▸ Extracted information:
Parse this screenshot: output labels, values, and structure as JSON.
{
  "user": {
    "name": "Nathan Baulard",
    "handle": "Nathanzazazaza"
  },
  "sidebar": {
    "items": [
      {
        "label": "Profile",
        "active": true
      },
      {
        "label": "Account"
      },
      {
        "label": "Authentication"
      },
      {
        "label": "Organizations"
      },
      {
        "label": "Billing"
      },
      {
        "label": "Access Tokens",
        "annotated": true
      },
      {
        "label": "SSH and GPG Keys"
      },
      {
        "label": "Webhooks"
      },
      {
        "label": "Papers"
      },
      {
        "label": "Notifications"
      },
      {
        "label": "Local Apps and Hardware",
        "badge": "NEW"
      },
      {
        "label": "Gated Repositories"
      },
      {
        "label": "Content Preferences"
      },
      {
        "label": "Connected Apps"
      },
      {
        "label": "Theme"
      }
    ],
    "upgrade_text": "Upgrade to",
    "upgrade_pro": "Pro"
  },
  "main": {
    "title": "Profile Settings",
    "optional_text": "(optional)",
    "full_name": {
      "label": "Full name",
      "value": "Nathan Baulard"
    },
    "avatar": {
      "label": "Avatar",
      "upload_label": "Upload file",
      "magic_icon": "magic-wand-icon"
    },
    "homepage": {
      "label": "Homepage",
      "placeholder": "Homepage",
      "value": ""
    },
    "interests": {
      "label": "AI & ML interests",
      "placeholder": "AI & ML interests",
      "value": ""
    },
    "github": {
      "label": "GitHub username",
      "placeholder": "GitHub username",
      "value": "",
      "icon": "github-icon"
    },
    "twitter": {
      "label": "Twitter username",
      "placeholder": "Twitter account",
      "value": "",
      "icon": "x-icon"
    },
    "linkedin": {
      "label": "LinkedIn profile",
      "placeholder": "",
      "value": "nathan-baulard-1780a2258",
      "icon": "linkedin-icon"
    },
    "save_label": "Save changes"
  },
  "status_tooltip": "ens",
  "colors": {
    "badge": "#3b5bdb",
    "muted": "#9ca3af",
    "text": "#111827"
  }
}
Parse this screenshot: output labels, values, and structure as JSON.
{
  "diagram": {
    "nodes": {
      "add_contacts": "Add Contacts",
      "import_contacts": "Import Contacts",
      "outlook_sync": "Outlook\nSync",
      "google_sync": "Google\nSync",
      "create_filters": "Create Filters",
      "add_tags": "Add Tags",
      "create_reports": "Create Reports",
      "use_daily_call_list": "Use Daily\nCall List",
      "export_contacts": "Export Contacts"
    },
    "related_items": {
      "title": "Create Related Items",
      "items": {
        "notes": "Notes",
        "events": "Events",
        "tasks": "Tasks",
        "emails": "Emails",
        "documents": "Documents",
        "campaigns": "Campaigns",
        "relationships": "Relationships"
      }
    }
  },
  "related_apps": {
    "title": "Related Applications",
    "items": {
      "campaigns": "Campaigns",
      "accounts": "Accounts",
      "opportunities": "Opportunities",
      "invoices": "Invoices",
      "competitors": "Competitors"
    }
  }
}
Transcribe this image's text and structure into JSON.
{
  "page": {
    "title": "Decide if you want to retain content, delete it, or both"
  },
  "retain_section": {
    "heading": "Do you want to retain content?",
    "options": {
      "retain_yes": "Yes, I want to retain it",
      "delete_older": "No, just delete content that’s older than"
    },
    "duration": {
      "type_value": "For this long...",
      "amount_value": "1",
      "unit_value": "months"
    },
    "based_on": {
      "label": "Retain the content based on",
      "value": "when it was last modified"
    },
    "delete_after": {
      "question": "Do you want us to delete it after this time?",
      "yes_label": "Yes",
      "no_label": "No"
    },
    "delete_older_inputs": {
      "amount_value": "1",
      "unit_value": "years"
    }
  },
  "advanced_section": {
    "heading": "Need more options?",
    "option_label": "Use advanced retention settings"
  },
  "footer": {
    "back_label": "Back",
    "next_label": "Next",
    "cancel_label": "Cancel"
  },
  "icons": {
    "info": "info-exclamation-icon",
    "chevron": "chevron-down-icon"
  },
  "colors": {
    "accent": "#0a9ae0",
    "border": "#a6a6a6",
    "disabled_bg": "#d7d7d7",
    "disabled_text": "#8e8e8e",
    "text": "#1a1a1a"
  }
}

▸ Exercise details:
Write out the entries above once more, without altering anything.

▸ Solution for this problem:
Parse this screenshot: output labels, values, and structure as JSON.
{
  "user": {
    "name": "Nathan Baulard",
    "handle": "Nathanzazazaza"
  },
  "sidebar": {
    "items": [
      {
        "label": "Profile",
        "active": true
      },
      {
        "label": "Account"
      },
      {
        "label": "Authentication"
      },
      {
        "label": "Organizations"
      },
      {
        "label": "Billing"
      },
      {
        "label": "Access Tokens",
        "annotated": true
      },
      {
        "label": "SSH and GPG Keys"
      },
      {
        "label": "Webhooks"
      },
      {
        "label": "Papers"
      },
      {
        "label": "Notifications"
      },
      {
        "label": "Local Apps and Hardware",
        "badge": "NEW"
      },
      {
        "label": "Gated Repositories"
      },
      {
        "label": "Content Preferences"
      },
      {
        "label": "Connected Apps"
      },
      {
        "label": "Theme"
      }
    ],
    "upgrade_text": "Upgrade to",
    "upgrade_pro": "Pro"
  },
  "main": {
    "title": "Profile Settings",
    "optional_text": "(optional)",
    "full_name": {
      "label": "Full name",
      "value": "Nathan Baulard"
    },
    "avatar": {
      "label": "Avatar",
      "upload_label": "Upload file",
      "magic_icon": "magic-wand-icon"
    },
    "homepage": {
      "label": "Homepage",
      "placeholder": "Homepage",
      "value": ""
    },
    "interests": {
      "label": "AI & ML interests",
      "placeholder": "AI & ML interests",
      "value": ""
    },
    "github": {
      "label": "GitHub username",
      "placeholder": "GitHub username",
      "value": "",
      "icon": "github-icon"
    },
    "twitter": {
      "label": "Twitter username",
      "placeholder": "Twitter account",
      "value": "",
      "icon": "x-icon"
    },
    "linkedin": {
      "label": "LinkedIn profile",
      "placeholder": "",
      "value": "nathan-baulard-1780a2258",
      "icon": "linkedin-icon"
    },
    "save_label": "Save changes"
  },
  "status_tooltip": "ens",
  "colors": {
    "badge": "#3b5bdb",
    "muted": "#9ca3af",
    "text": "#111827"
  }
}
Parse this screenshot: output labels, values, and structure as JSON.
{
  "diagram": {
    "nodes": {
      "add_contacts": "Add Contacts",
      "import_contacts": "Import Contacts",
      "outlook_sync": "Outlook\nSync",
      "google_sync": "Google\nSync",
      "create_filters": "Create Filters",
      "add_tags": "Add Tags",
      "create_reports": "Create Reports",
      "use_daily_call_list": "Use Daily\nCall List",
      "export_contacts": "Export Contacts"
    },
    "related_items": {
      "title": "Create Related Items",
      "items": {
        "notes": "Notes",
        "events": "Events",
        "tasks": "Tasks",
        "emails": "Emails",
        "documents": "Documents",
        "campaigns": "Campaigns",
        "relationships": "Relationships"
      }
    }
  },
  "related_apps": {
    "title": "Related Applications",
    "items": {
      "campaigns": "Campaigns",
      "accounts": "Accounts",
      "opportunities": "Opportunities",
      "invoices": "Invoices",
      "competitors": "Competitors"
    }
  }
}
Transcribe this image's text and structure into JSON.
{
  "page": {
    "title": "Decide if you want to retain content, delete it, or both"
  },
  "retain_section": {
    "heading": "Do you want to retain content?",
    "options": {
      "retain_yes": "Yes, I want to retain it",
      "delete_older": "No, just delete content that’s older than"
    },
    "duration": {
      "type_value": "For this long...",
      "amount_value": "1",
      "unit_value": "months"
    },
    "based_on": {
      "label": "Retain the content based on",
      "value": "when it was last modified"
    },
    "delete_after": {
      "question": "Do you want us to delete it after this time?",
      "yes_label": "Yes",
      "no_label": "No"
    },
    "delete_older_inputs": {
      "amount_value": "1",
      "unit_value": "years"
    }
  },
  "advanced_section": {
    "heading": "Need more options?",
    "option_label": "Use advanced retention settings"
  },
  "footer": {
    "back_label": "Back",
    "next_label": "Next",
    "cancel_label": "Cancel"
  },
  "icons": {
    "info": "info-exclamation-icon",
    "chevron": "chevron-down-icon"
  },
  "colors": {
    "accent": "#0a9ae0",
    "border": "#a6a6a6",
    "disabled_bg": "#d7d7d7",
    "disabled_text": "#8e8e8e",
    "text": "#1a1a1a"
  }
}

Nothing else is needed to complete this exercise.